EXERCISE REQUIREMENTS
Identify the lines that contain the word "this", then copy them.

EXERCISE MATERIALS
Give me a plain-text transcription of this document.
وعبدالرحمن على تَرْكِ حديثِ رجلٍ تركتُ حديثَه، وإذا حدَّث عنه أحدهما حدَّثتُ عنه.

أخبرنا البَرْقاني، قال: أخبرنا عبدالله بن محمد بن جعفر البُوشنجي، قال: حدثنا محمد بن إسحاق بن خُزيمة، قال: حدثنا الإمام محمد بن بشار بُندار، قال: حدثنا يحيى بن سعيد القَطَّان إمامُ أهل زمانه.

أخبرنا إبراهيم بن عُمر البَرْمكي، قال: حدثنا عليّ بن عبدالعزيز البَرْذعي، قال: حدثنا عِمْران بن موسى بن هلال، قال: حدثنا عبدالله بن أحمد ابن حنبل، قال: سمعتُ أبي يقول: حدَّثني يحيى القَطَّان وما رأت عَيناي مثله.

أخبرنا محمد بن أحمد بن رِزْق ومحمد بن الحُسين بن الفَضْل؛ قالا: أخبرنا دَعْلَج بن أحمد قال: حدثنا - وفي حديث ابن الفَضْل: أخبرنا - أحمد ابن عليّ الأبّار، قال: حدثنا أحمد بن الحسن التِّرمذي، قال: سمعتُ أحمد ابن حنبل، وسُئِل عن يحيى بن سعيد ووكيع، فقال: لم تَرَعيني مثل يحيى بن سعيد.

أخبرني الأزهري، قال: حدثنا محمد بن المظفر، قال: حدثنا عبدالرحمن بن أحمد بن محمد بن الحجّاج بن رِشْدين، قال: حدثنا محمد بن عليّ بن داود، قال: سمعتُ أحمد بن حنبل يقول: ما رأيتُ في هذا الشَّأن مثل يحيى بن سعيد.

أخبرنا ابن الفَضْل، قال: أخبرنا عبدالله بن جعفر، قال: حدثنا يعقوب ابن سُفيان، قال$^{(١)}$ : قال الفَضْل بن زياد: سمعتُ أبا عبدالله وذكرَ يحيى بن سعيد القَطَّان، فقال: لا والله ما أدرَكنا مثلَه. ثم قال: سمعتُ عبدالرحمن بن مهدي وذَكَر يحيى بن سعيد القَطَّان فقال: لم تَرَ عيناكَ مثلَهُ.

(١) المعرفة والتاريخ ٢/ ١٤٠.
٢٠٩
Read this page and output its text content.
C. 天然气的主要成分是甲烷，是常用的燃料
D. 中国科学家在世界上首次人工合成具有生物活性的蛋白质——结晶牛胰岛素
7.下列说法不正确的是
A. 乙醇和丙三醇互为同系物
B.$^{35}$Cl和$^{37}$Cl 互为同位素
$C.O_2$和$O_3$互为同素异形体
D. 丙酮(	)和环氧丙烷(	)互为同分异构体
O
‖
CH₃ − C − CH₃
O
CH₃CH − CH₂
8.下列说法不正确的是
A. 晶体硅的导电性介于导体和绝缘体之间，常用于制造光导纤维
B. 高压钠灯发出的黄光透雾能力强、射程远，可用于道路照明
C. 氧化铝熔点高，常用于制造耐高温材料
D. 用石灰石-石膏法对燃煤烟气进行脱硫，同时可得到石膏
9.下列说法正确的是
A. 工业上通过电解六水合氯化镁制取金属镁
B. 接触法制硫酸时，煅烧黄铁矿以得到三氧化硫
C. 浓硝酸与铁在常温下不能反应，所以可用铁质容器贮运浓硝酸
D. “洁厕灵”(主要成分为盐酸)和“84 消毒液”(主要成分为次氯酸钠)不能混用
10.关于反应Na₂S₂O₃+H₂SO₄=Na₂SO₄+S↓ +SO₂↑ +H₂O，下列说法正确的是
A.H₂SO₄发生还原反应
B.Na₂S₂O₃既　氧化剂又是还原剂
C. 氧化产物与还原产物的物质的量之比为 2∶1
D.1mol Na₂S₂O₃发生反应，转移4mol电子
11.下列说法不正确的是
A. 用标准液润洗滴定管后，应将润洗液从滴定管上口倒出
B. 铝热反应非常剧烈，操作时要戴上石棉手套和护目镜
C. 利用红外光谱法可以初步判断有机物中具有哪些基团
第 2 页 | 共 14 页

---

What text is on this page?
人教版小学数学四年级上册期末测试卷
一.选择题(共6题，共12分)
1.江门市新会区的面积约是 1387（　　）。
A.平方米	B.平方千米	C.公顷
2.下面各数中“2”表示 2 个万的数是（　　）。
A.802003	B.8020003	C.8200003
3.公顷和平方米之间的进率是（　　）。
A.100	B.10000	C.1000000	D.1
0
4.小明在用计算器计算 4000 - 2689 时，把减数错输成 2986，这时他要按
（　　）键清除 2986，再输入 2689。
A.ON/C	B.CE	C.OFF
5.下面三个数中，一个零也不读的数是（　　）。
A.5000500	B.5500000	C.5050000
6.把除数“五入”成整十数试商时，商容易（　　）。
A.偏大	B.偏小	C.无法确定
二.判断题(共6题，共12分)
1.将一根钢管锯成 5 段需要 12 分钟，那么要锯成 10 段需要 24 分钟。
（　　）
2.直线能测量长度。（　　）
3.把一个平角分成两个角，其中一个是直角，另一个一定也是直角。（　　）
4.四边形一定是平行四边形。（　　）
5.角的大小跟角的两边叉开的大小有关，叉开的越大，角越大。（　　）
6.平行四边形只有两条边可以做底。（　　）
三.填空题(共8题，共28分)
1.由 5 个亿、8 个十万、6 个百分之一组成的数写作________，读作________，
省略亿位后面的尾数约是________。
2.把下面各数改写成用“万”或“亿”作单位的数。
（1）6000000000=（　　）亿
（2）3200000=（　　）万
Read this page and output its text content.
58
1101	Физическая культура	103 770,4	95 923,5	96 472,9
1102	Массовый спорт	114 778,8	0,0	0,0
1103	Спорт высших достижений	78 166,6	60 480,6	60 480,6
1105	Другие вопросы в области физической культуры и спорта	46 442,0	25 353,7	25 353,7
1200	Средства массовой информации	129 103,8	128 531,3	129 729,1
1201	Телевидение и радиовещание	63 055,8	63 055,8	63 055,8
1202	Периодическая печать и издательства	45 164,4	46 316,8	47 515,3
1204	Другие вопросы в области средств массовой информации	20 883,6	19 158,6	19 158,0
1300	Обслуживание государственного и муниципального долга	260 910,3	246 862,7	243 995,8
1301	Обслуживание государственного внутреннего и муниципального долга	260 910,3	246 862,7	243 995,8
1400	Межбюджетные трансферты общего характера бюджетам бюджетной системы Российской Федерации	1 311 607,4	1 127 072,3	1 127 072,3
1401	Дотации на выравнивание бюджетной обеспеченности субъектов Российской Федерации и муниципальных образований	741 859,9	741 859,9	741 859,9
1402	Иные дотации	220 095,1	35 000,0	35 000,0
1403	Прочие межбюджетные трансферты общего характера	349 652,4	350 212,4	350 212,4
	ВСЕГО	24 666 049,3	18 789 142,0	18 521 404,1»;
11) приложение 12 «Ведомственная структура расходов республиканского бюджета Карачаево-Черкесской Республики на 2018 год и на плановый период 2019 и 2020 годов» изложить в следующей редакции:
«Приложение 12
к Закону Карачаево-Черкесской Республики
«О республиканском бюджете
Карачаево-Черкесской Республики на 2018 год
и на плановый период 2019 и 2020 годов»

TASK OUTPUT
Give me a plain-text transcription of this document.
Read this page and output its text content.
What text is on this page?
Read this page and output its text content.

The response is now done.